**WORK TO COMPLETE**
Keep only those lines of the records that include the string "each".

**RECORD SET**
__________
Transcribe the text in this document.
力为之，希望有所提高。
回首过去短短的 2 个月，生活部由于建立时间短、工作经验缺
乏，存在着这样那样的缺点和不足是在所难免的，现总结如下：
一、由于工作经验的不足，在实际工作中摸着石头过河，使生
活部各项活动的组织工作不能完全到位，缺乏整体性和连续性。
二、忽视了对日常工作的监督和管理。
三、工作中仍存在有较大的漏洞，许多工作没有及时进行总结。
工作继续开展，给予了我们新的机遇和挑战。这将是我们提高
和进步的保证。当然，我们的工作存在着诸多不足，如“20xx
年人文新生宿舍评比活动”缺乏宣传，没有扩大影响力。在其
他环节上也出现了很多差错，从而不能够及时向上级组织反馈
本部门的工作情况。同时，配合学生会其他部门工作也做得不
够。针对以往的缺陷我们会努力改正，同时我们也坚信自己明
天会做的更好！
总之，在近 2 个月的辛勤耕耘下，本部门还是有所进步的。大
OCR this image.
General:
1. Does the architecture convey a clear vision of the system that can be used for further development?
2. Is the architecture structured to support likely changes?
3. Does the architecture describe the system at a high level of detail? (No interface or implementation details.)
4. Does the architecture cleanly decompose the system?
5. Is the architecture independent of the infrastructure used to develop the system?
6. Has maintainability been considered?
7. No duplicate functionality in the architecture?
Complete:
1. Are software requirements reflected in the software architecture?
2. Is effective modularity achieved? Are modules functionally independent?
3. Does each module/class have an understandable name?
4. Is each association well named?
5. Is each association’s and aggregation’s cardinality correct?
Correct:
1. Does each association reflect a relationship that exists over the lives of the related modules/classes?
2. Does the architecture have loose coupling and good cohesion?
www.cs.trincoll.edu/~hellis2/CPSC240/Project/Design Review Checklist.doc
__________
**EXPECTED OUTPUT**
3. Does each module/class have an understandable name?
4. Is each association well named?
5. Is each association’s and aggregation’s cardinality correct?
1. Does each association reflect a relationship that exists over the lives of the related modules/classes?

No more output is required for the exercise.